> _Work to do_
Quote, without any change, the line that contains "Output a JSON" and all lines that follow it to the end of the data below.

> _Provided entries_

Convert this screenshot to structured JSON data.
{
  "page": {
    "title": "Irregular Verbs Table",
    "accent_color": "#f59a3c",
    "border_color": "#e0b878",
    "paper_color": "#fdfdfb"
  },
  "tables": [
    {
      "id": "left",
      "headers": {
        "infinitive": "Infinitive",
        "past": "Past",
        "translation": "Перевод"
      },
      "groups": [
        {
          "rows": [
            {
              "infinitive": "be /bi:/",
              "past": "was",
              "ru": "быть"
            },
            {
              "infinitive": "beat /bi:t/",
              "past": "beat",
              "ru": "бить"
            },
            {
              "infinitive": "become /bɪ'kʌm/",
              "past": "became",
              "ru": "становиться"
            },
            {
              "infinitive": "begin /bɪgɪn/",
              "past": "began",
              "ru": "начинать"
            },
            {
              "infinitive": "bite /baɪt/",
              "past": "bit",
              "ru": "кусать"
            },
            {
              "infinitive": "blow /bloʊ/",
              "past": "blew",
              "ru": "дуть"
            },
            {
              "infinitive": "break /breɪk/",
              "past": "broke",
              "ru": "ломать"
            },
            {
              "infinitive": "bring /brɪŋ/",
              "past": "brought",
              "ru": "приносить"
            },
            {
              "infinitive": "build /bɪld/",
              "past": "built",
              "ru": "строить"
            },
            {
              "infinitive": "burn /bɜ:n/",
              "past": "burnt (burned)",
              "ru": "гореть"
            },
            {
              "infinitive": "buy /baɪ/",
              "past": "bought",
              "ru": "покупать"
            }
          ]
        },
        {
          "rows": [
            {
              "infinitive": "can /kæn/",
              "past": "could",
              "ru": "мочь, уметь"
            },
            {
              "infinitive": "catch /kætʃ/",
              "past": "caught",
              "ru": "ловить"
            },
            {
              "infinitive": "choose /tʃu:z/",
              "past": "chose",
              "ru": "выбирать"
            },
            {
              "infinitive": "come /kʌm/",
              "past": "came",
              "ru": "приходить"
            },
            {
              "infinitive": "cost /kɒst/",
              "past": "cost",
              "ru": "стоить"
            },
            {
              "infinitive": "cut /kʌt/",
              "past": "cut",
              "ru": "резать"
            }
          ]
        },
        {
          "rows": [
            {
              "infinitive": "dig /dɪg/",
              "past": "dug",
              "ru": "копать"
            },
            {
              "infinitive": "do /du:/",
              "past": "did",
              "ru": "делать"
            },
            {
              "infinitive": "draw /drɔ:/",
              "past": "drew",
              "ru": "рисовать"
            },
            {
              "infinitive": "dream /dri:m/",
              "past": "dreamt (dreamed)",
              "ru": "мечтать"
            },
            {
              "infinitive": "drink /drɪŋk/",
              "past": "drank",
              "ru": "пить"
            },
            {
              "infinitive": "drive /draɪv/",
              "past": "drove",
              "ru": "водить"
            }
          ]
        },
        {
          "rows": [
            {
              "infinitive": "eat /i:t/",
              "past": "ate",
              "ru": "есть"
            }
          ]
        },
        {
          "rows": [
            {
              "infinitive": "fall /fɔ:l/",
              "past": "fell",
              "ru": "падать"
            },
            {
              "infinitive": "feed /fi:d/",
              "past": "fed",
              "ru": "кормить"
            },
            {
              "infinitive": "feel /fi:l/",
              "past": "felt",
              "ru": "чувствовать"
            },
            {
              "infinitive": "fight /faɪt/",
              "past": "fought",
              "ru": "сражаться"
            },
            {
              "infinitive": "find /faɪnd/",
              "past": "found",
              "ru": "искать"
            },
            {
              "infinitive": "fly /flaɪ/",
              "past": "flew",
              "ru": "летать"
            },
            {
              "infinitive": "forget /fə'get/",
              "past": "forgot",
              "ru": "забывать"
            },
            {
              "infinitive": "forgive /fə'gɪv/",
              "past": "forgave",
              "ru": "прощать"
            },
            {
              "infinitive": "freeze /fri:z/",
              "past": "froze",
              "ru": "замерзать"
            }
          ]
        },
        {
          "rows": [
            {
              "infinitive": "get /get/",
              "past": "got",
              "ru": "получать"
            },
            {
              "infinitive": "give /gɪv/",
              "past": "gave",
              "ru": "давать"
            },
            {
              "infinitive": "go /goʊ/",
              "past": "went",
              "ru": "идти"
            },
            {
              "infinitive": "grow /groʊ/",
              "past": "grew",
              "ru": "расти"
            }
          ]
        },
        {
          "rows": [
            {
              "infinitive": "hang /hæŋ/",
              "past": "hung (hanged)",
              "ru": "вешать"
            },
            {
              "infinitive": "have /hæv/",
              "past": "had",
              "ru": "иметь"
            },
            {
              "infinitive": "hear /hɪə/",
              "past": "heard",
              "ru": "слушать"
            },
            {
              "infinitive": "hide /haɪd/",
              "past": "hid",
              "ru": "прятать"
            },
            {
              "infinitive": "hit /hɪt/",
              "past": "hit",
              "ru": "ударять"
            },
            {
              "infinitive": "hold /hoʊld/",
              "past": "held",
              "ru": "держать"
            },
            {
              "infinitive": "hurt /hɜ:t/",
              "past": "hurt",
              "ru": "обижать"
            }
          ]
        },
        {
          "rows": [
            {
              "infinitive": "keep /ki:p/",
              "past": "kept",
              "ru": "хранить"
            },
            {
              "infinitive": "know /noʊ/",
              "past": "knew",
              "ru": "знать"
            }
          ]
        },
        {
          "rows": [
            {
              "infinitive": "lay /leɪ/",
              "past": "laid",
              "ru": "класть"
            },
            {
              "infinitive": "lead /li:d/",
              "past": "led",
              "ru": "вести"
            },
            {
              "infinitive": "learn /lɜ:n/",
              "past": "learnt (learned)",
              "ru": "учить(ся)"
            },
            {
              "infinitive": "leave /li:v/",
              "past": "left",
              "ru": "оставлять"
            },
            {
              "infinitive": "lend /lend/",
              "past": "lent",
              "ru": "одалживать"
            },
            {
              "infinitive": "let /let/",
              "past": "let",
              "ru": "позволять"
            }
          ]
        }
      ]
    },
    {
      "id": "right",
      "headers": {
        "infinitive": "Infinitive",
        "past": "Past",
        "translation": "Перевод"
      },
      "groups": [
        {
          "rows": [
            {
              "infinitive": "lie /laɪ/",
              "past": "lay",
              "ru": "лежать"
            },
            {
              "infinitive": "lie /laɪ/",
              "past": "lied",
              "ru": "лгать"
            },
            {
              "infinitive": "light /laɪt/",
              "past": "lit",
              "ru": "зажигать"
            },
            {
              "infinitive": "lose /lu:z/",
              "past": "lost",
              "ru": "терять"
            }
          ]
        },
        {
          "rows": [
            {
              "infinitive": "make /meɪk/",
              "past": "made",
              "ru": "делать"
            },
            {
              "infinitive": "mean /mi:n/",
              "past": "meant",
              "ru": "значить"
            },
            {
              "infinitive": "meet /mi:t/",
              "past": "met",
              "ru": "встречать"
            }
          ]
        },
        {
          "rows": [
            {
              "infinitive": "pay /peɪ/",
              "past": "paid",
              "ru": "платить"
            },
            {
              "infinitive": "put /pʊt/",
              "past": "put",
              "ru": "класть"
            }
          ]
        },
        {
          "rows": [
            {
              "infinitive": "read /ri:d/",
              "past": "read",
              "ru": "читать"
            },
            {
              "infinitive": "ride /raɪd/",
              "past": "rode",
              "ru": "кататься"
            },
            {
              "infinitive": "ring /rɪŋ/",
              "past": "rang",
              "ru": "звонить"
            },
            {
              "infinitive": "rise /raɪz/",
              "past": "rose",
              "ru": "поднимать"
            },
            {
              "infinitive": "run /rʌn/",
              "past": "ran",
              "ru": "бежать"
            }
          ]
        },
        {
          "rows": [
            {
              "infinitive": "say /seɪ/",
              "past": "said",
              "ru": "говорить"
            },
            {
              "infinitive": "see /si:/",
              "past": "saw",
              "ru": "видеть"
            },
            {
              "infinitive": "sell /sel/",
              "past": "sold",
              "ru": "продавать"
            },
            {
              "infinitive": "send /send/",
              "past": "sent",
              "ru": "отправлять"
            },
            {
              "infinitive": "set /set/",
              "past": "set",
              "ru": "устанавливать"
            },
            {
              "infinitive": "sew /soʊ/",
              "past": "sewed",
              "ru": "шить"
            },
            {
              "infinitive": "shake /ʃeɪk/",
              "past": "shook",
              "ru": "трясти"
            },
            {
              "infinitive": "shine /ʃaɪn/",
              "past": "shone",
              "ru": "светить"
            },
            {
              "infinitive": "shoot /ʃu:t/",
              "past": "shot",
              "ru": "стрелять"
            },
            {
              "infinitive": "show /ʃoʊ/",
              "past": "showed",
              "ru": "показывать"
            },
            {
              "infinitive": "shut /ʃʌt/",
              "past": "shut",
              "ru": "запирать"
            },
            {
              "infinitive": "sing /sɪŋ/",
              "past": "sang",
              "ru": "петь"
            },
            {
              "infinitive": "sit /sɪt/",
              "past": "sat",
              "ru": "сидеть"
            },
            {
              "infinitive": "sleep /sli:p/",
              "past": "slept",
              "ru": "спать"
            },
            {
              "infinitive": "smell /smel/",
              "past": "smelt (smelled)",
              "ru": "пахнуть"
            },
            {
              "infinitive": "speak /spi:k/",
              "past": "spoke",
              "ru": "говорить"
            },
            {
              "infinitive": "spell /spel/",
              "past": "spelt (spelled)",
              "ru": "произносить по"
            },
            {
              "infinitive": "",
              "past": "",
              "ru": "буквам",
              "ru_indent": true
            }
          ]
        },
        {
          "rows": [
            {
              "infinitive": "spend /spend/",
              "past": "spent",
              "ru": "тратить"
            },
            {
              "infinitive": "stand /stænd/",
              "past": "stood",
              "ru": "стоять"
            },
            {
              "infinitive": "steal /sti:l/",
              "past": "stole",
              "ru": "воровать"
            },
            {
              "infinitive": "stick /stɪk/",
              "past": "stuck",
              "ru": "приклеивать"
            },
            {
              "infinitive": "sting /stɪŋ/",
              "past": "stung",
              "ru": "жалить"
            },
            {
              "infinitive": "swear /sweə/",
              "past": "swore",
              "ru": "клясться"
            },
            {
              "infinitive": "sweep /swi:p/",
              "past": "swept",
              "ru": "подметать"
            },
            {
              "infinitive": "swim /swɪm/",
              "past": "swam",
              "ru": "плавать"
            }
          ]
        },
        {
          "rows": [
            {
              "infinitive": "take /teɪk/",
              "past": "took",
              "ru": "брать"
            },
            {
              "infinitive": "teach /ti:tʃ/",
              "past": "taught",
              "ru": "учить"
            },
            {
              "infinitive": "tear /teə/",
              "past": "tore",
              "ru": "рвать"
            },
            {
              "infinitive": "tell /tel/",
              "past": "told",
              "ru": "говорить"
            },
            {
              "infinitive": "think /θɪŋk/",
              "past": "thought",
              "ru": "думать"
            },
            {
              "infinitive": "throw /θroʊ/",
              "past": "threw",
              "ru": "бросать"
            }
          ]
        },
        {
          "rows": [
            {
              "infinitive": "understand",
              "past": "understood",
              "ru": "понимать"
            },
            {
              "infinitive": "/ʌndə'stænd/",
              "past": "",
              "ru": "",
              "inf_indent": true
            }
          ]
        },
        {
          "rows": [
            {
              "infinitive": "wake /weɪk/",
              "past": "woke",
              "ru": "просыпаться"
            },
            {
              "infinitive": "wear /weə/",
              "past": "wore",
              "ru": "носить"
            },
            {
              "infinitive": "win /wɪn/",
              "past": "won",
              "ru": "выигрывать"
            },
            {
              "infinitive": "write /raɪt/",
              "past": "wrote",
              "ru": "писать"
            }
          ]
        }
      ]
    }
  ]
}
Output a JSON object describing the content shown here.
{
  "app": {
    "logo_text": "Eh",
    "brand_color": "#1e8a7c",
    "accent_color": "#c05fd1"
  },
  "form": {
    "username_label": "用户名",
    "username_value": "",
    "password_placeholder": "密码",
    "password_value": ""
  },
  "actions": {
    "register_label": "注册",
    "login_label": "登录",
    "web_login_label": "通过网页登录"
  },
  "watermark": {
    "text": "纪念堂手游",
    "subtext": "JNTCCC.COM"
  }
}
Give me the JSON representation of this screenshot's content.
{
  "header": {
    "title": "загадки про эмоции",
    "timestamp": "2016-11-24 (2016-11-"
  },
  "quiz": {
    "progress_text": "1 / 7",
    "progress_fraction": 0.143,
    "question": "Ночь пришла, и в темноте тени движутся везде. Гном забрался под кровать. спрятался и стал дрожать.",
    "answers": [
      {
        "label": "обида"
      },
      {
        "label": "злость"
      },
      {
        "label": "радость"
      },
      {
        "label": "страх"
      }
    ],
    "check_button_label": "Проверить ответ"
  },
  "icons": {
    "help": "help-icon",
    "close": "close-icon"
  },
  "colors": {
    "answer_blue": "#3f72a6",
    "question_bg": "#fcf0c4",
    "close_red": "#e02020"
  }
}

> _Right answer_
Output a JSON object describing the content shown here.
{
  "app": {
    "logo_text": "Eh",
    "brand_color": "#1e8a7c",
    "accent_color": "#c05fd1"
  },
  "form": {
    "username_label": "用户名",
    "username_value": "",
    "password_placeholder": "密码",
    "password_value": ""
  },
  "actions": {
    "register_label": "注册",
    "login_label": "登录",
    "web_login_label": "通过网页登录"
  },
  "watermark": {
    "text": "纪念堂手游",
    "subtext": "JNTCCC.COM"
  }
}
Give me the JSON representation of this screenshot's content.
{
  "header": {
    "title": "загадки про эмоции",
    "timestamp": "2016-11-24 (2016-11-"
  },
  "quiz": {
    "progress_text": "1 / 7",
    "progress_fraction": 0.143,
    "question": "Ночь пришла, и в темноте тени движутся везде. Гном забрался под кровать. спрятался и стал дрожать.",
    "answers": [
      {
        "label": "обида"
      },
      {
        "label": "злость"
      },
      {
        "label": "радость"
      },
      {
        "label": "страх"
      }
    ],
    "check_button_label": "Проверить ответ"
  },
  "icons": {
    "help": "help-icon",
    "close": "close-icon"
  },
  "colors": {
    "answer_blue": "#3f72a6",
    "question_bg": "#fcf0c4",
    "close_red": "#e02020"
  }
}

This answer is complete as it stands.